:: What is being asked ::
Extract every line that contains the word "President".

:: Record extracts ::
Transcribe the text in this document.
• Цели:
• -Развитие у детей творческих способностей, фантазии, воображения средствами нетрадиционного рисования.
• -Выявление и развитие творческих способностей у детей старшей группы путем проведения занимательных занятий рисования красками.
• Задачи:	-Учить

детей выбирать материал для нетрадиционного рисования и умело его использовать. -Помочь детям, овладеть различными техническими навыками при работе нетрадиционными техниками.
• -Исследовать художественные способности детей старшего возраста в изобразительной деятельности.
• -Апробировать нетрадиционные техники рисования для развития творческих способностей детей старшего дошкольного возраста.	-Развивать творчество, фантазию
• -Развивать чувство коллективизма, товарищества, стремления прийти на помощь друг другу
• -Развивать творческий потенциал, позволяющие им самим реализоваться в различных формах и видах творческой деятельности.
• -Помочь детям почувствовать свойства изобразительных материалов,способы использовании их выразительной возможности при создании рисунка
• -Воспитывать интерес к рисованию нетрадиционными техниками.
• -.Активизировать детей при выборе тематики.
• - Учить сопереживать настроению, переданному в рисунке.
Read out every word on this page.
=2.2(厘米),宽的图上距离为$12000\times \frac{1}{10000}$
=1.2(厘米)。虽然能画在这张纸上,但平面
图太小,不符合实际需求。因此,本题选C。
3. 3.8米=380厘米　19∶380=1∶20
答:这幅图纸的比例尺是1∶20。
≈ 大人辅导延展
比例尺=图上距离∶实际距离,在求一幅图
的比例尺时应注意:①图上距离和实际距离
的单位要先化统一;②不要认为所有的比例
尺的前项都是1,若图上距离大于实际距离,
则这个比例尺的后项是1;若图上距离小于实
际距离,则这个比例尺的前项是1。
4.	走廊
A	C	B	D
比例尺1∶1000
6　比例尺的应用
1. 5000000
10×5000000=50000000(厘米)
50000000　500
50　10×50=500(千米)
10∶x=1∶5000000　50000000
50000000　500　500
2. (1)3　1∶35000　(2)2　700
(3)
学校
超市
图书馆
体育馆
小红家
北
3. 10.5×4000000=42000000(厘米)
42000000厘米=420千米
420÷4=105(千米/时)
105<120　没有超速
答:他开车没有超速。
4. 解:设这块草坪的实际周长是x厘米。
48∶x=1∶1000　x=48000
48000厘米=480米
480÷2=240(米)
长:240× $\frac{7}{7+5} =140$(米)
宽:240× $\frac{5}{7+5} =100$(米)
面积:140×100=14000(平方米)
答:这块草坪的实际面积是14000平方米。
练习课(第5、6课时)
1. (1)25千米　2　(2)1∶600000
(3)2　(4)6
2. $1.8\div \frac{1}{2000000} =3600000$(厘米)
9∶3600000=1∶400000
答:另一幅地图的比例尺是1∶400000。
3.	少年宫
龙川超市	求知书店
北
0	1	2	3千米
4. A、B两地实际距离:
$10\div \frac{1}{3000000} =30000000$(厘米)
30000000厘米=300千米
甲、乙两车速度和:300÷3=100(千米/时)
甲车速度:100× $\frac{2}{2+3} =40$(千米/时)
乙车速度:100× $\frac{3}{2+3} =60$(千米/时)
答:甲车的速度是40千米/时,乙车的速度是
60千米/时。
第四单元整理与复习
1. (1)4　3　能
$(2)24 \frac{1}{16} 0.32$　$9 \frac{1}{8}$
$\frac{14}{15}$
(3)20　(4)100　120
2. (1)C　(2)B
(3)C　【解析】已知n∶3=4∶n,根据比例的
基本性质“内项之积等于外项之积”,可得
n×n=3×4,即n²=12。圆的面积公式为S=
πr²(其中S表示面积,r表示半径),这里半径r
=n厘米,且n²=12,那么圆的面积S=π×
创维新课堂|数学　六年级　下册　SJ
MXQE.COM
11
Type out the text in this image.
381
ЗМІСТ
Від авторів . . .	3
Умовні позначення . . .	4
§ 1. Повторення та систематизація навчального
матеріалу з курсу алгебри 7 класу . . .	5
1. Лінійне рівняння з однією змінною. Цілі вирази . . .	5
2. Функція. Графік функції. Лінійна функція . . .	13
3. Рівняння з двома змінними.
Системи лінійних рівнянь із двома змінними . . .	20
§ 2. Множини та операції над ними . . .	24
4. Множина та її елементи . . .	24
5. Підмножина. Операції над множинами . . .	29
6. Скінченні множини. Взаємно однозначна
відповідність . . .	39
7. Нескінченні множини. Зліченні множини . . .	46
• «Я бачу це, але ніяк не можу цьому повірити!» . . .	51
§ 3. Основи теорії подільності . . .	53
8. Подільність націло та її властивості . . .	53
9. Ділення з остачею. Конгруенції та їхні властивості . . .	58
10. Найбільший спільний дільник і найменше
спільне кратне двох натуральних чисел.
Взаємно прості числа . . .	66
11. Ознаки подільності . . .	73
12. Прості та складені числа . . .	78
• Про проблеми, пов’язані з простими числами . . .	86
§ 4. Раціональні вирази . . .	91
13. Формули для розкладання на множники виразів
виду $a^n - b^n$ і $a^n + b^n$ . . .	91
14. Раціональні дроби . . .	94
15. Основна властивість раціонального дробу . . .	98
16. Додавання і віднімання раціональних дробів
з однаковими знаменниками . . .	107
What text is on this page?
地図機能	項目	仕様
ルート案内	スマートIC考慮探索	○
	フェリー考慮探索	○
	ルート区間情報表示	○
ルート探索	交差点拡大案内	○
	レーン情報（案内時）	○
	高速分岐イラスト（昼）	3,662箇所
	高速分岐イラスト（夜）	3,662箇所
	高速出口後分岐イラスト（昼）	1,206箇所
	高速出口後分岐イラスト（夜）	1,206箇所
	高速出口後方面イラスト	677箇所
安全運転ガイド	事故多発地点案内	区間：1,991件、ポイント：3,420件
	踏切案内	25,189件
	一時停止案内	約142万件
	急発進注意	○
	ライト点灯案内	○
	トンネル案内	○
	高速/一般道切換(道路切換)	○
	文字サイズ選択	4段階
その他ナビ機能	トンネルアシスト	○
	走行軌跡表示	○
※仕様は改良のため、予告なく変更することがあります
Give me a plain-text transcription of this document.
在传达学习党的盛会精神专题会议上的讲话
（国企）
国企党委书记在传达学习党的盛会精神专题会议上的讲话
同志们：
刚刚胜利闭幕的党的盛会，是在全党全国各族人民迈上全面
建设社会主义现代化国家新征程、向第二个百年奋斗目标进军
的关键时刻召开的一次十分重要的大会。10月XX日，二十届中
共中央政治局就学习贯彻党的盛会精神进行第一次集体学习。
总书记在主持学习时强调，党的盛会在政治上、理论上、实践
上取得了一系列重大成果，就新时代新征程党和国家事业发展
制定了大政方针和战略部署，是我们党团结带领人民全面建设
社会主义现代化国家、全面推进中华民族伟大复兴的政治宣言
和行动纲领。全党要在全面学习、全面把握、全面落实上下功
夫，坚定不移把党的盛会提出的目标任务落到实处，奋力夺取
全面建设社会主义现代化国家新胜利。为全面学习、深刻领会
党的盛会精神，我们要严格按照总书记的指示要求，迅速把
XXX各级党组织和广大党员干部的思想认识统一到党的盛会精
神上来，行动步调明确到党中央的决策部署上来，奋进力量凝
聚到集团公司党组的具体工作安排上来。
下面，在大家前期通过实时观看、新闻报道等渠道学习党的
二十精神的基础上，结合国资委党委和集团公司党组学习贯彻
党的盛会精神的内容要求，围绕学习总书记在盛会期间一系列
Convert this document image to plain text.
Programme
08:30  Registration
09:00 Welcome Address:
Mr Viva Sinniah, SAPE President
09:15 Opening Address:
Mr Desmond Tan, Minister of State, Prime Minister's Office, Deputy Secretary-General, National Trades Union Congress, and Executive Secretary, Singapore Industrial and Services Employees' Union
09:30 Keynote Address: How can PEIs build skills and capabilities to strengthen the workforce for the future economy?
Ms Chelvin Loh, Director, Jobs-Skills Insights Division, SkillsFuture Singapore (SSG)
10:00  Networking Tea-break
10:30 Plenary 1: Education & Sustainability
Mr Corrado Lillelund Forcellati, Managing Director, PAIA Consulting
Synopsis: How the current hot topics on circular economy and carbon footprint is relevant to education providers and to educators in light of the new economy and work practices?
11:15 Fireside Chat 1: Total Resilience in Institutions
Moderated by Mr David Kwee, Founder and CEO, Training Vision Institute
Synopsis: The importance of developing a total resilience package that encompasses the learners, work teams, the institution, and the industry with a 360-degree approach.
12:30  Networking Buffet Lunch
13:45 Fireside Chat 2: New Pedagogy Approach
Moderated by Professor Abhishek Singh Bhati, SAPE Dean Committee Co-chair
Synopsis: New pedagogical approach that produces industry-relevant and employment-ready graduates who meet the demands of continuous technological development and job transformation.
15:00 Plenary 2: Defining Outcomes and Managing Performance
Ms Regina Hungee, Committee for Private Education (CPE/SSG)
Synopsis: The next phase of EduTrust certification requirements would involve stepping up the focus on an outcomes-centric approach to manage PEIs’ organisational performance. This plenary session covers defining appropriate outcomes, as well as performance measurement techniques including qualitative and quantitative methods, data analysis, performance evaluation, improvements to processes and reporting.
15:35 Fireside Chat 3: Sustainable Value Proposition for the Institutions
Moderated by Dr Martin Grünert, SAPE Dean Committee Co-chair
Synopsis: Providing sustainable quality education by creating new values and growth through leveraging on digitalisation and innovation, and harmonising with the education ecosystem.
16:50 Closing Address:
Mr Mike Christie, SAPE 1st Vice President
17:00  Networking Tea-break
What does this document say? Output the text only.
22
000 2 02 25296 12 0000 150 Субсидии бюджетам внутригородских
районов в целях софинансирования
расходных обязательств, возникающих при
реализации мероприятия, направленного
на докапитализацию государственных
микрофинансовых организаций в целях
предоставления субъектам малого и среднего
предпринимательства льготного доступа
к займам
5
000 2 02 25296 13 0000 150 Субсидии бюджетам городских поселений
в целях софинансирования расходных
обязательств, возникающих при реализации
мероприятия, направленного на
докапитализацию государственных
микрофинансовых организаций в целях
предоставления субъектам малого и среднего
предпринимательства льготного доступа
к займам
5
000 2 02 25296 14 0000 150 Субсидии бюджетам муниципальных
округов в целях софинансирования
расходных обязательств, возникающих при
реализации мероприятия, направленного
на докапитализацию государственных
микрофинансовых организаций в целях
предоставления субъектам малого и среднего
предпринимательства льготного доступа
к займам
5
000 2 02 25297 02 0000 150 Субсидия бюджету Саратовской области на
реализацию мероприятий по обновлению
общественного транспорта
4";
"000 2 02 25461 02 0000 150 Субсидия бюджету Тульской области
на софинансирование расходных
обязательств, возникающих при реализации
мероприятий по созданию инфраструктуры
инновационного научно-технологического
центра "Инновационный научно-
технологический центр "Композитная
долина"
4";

:: In response ::
Mr Viva Sinniah, SAPE President
Mr Mike Christie, SAPE 1st Vice President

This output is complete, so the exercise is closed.